• EXERCISE OBJECTIVE: Count how many lines below contain the word "JSON", then give that number alone.

• RECORDS FOR THIS EXERCISE:
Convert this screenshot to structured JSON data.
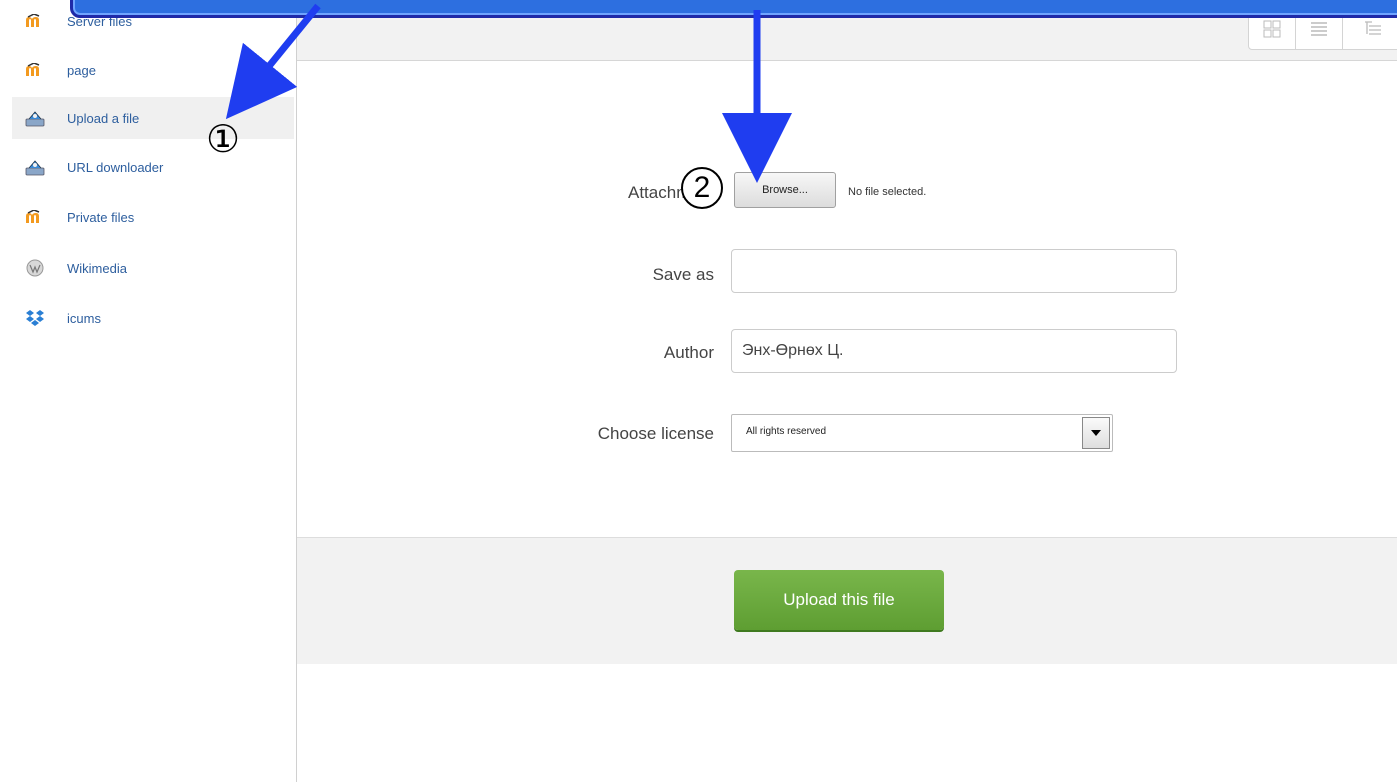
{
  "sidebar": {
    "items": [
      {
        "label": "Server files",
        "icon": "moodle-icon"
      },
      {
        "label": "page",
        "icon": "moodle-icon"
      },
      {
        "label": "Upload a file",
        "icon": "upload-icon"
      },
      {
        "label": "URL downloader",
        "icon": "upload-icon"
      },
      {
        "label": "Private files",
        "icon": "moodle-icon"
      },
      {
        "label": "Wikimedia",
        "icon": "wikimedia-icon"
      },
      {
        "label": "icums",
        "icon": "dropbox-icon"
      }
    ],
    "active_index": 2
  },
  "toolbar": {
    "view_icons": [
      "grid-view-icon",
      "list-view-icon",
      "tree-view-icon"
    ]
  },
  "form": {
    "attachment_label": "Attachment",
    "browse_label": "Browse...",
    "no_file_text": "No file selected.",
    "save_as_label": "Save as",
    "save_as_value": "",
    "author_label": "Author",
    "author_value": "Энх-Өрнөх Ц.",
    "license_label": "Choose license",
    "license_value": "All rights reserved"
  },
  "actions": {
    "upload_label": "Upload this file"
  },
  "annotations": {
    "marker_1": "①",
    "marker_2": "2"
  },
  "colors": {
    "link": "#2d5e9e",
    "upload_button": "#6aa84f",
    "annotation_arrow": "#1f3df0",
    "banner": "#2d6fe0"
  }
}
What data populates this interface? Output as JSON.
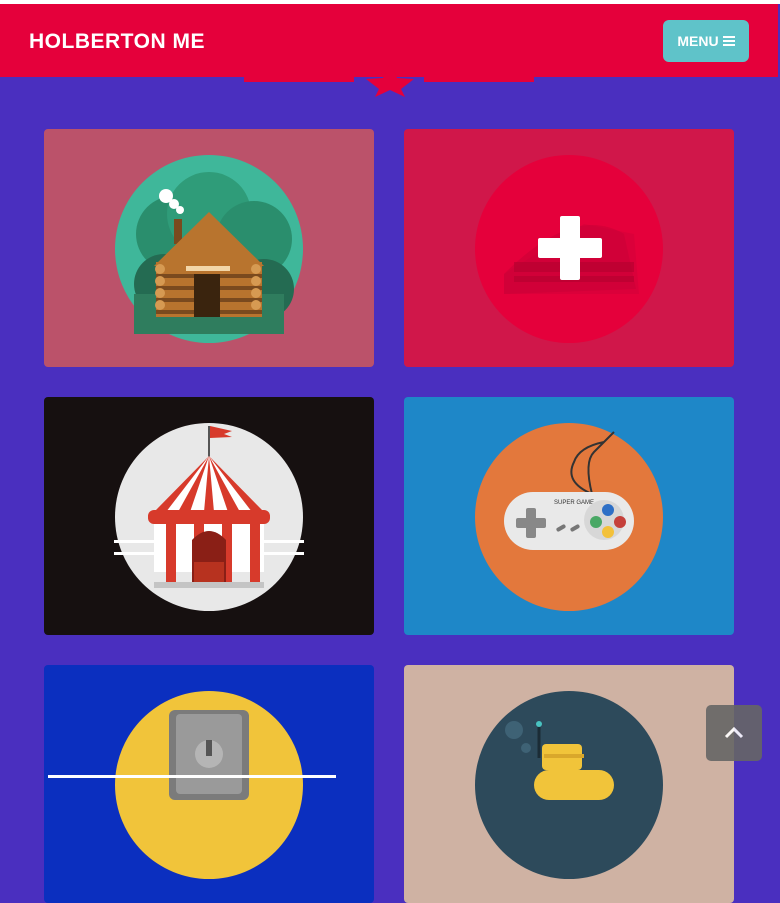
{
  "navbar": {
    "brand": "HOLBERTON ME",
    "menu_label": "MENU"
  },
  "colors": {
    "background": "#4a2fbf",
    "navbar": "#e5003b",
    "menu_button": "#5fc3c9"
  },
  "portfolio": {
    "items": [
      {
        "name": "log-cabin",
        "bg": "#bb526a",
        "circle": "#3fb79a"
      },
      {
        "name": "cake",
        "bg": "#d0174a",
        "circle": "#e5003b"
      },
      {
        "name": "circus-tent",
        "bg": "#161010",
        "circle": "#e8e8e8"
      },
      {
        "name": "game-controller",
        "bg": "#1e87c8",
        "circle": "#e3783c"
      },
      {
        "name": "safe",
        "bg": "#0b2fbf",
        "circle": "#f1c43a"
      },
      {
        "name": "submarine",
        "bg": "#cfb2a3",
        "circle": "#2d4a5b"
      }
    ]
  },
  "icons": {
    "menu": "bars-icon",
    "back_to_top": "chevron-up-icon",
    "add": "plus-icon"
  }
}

...

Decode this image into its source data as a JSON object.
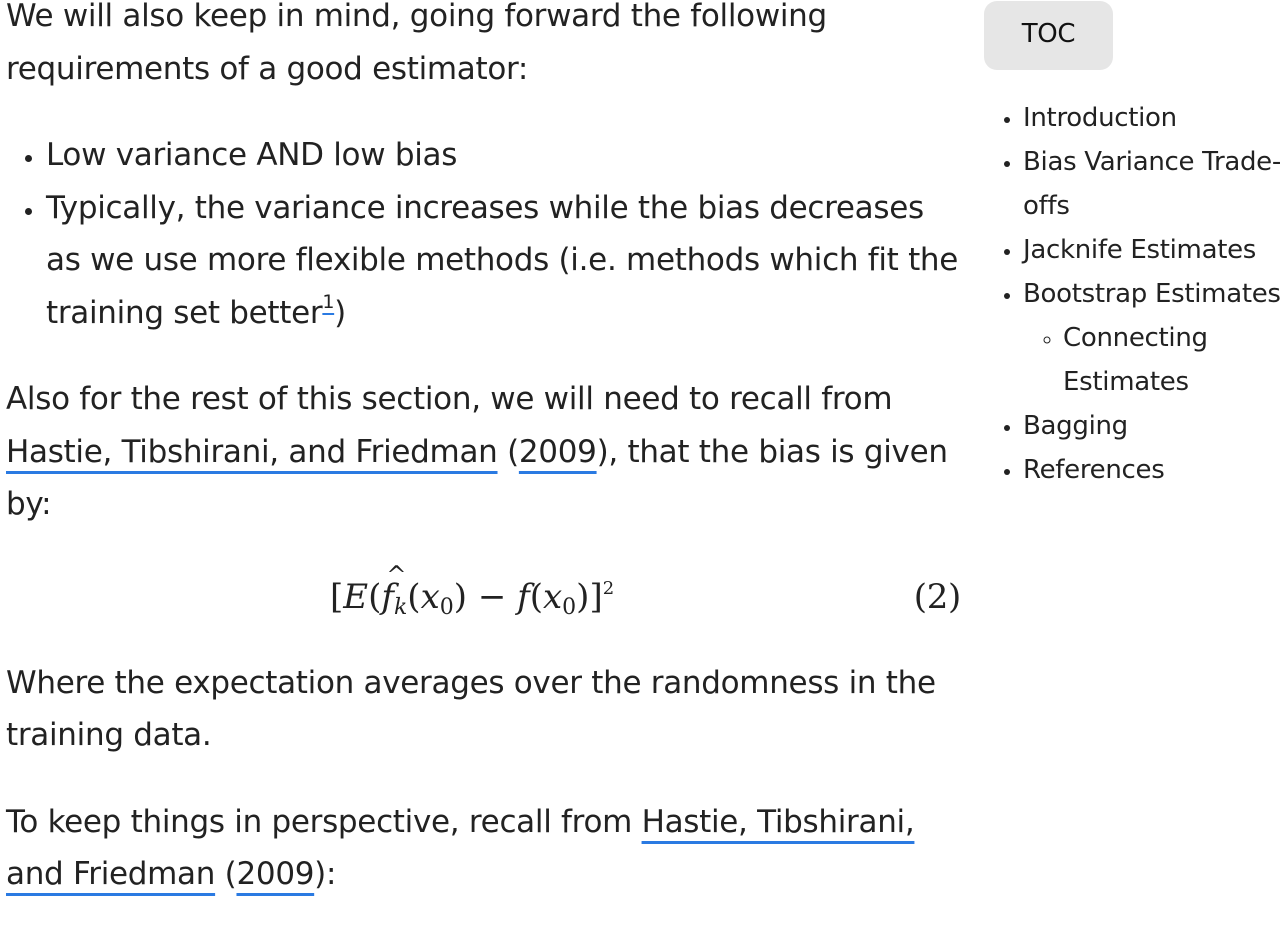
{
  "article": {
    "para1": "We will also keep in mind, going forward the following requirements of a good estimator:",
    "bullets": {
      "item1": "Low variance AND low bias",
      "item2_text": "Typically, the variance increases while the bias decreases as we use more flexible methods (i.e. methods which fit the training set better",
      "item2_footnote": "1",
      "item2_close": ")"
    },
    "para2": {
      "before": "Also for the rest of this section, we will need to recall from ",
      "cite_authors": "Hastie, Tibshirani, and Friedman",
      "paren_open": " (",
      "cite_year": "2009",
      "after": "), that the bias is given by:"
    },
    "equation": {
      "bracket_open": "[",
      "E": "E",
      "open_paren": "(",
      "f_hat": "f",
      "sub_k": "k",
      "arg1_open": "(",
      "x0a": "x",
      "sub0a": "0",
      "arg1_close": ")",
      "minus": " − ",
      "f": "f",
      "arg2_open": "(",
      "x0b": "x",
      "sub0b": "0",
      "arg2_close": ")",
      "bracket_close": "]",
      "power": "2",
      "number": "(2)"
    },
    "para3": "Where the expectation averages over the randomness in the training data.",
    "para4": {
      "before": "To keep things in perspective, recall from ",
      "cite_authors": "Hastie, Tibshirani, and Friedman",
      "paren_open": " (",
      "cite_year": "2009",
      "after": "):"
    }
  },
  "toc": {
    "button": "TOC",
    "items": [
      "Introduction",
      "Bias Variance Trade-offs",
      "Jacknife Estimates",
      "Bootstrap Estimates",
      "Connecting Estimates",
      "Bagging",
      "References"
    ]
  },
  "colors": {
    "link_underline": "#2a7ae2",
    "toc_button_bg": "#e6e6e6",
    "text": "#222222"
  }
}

--

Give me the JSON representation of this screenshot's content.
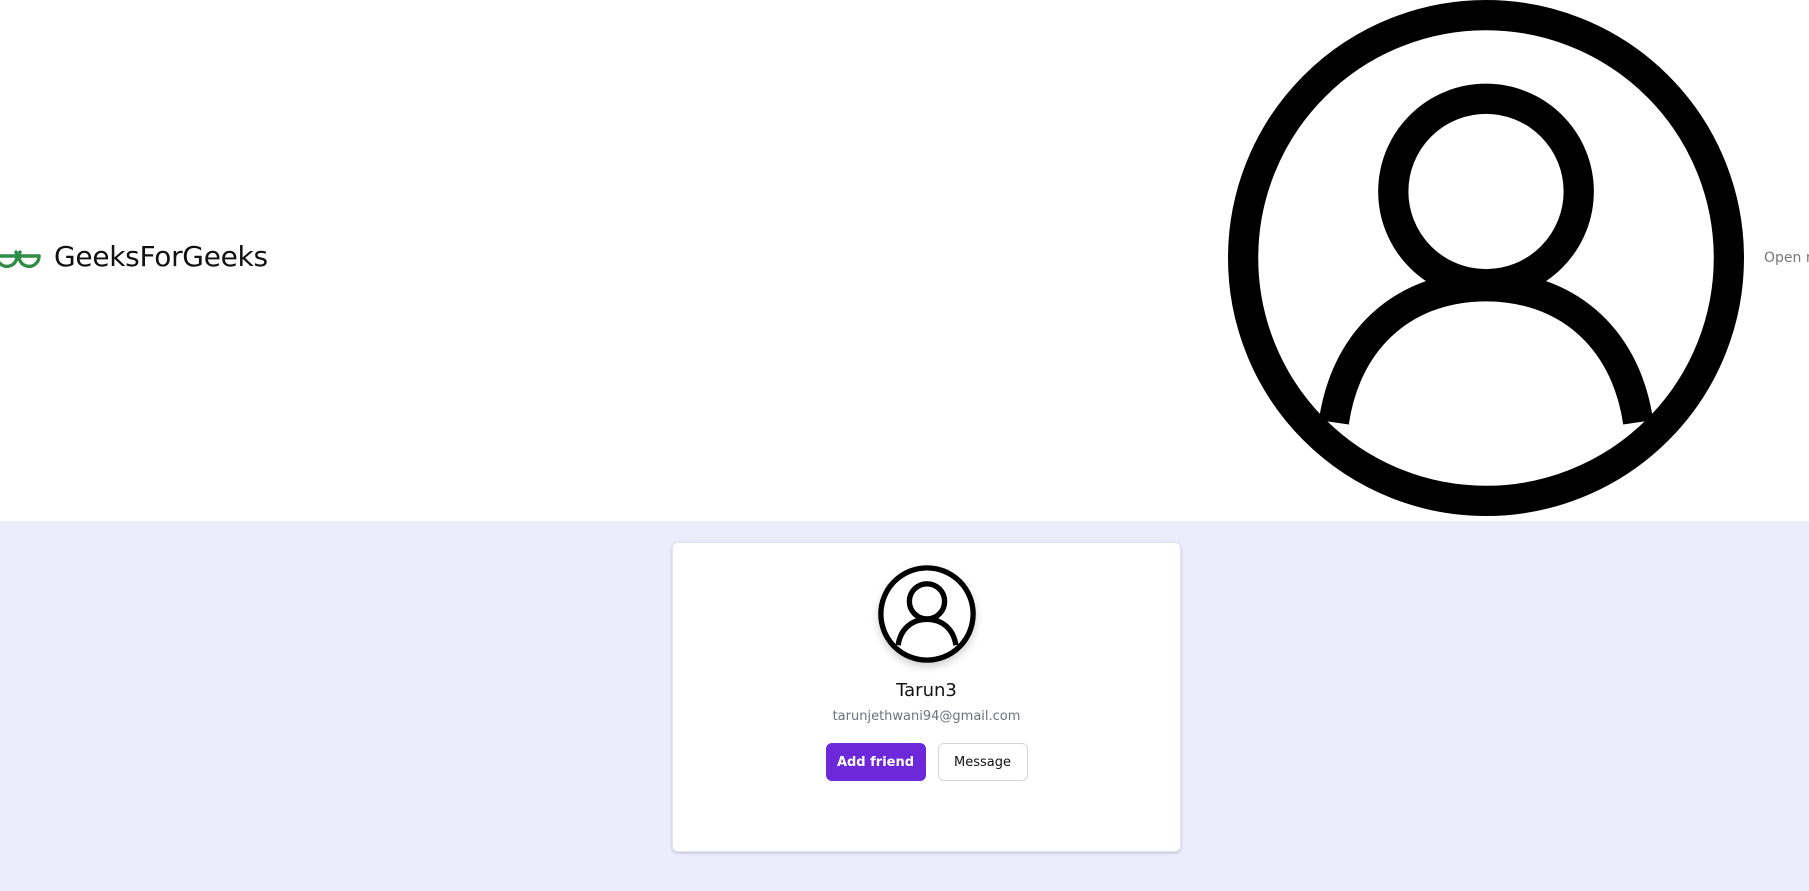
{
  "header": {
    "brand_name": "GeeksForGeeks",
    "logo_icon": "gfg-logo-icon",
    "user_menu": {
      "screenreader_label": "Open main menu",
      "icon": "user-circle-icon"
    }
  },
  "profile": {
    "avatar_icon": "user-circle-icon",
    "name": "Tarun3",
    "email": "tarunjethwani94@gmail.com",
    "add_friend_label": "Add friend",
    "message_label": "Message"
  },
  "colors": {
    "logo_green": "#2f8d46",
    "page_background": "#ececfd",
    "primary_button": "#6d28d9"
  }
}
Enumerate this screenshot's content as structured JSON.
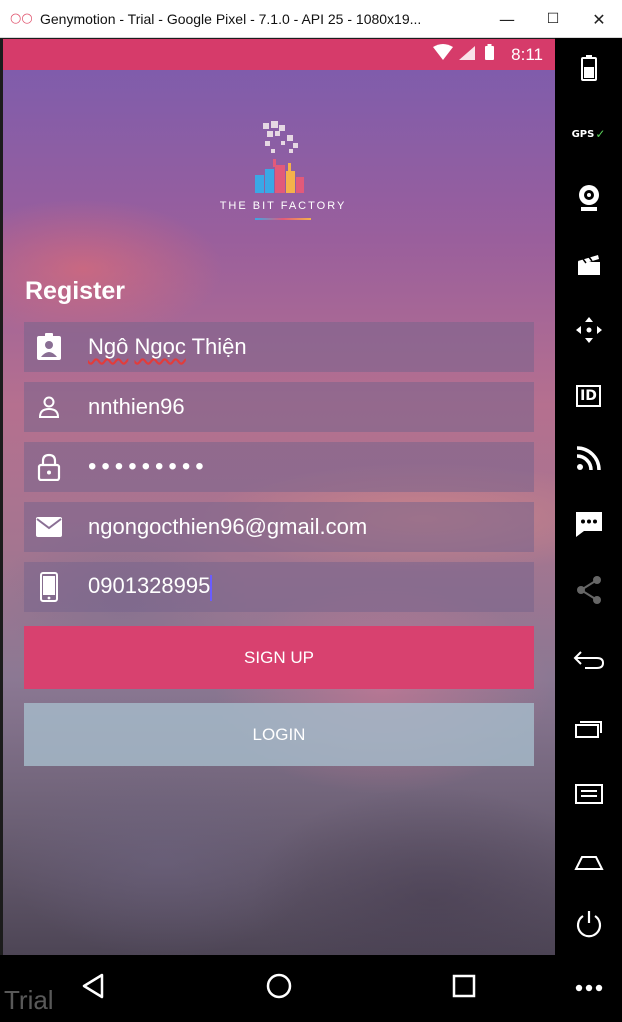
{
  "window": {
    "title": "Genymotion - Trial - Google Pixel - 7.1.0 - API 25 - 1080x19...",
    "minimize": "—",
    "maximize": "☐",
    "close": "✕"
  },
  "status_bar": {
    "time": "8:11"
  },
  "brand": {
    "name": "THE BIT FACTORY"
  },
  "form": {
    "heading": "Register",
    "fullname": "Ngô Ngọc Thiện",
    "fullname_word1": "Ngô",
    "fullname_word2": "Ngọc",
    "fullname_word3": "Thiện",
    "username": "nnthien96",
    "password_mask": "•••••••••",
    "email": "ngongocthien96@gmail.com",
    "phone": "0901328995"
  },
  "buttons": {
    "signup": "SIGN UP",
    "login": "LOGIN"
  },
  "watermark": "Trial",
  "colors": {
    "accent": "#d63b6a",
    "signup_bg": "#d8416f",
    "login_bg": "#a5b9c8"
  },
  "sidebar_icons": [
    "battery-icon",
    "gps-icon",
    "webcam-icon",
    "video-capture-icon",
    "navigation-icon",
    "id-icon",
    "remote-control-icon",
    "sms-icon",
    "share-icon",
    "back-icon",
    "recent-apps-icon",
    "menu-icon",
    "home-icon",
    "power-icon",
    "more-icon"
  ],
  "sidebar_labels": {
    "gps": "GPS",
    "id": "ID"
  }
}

• EXPECTED ANSWER: 5